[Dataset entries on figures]
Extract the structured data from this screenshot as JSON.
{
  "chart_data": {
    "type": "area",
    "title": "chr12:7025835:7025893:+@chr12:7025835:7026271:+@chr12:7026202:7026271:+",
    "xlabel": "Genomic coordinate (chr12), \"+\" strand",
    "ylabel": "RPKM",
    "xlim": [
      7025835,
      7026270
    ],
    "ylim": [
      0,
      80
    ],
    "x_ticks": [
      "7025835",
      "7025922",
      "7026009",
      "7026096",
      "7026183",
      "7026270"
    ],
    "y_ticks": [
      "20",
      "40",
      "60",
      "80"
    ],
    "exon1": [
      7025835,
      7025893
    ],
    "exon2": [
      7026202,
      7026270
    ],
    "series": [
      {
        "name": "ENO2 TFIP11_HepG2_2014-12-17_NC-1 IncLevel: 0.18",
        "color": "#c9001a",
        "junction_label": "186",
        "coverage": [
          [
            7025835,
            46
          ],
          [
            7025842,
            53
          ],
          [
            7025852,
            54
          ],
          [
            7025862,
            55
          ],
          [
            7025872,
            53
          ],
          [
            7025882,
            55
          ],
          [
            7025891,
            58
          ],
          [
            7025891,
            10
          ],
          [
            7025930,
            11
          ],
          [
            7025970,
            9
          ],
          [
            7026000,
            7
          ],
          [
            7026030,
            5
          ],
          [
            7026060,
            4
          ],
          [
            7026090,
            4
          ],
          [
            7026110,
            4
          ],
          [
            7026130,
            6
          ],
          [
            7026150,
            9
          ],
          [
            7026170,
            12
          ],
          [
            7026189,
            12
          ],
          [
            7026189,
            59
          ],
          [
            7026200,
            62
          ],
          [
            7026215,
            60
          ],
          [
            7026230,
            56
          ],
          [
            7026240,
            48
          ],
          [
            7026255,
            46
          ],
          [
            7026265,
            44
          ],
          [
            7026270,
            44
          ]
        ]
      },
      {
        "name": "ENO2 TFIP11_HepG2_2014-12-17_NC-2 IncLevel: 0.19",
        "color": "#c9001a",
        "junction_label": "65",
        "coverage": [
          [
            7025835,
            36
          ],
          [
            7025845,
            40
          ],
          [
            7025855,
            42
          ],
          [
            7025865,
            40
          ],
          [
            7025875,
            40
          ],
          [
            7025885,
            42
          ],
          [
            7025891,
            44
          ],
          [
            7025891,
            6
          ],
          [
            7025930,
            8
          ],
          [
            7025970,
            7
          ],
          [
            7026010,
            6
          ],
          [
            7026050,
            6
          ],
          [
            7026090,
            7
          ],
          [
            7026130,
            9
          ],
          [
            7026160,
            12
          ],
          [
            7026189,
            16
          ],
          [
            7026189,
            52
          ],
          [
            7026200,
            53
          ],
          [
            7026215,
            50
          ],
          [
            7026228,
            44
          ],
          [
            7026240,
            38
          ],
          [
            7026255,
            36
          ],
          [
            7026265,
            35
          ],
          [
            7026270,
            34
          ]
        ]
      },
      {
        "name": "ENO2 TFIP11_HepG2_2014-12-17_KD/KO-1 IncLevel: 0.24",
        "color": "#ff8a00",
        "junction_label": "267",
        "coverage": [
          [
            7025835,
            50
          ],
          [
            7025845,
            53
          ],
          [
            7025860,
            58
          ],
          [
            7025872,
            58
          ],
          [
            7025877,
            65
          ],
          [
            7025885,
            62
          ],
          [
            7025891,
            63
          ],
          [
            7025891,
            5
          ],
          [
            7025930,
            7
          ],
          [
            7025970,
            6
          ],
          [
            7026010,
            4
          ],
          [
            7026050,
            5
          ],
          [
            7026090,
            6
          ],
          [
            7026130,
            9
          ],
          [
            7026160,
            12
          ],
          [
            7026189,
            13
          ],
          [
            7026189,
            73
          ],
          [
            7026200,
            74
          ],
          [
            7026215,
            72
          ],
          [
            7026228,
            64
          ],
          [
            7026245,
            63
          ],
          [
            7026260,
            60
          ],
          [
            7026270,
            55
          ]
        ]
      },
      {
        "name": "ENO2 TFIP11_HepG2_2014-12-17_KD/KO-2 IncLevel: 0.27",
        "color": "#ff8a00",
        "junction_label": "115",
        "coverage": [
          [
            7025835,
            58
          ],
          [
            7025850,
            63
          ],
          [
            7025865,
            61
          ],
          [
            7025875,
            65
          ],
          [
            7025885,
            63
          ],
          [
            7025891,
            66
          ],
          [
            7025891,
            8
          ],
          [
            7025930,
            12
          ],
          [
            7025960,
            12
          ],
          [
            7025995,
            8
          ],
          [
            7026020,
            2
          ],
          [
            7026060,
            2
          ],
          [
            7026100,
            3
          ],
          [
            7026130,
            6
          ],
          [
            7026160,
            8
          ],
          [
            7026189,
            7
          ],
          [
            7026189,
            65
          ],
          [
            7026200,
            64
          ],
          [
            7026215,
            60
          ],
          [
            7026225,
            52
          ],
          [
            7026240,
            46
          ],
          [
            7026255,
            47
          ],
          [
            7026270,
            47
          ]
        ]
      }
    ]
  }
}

PROBLEM TO SOLVE => Tally the lines above that contain the word "name", and reply with only the number.

REPLY TO THE TASK => 4